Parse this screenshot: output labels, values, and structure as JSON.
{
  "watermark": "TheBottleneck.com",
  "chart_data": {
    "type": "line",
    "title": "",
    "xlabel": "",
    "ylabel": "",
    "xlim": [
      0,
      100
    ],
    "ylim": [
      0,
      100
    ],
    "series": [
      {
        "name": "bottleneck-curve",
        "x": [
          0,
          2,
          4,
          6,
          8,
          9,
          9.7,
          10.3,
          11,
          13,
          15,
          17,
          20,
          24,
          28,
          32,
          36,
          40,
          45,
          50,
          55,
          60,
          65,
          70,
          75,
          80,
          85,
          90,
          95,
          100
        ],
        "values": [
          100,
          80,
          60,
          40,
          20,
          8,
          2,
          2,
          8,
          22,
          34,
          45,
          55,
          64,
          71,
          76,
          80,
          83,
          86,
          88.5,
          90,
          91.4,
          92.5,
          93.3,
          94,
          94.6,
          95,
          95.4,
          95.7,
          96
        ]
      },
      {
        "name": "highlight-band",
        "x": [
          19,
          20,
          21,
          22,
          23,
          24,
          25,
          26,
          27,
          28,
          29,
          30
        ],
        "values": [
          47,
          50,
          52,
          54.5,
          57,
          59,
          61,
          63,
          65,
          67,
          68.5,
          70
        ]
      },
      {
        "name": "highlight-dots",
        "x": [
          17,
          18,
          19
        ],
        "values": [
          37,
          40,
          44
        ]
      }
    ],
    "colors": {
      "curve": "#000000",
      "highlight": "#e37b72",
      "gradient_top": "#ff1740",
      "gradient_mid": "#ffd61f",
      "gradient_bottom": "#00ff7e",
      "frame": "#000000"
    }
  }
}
========
YOUR OBJECTIVE ::
Each line containing the word "curve" counts once; say how many such lines there are, giving only the number.

SOLUTION TO THE EXERCISE ::
2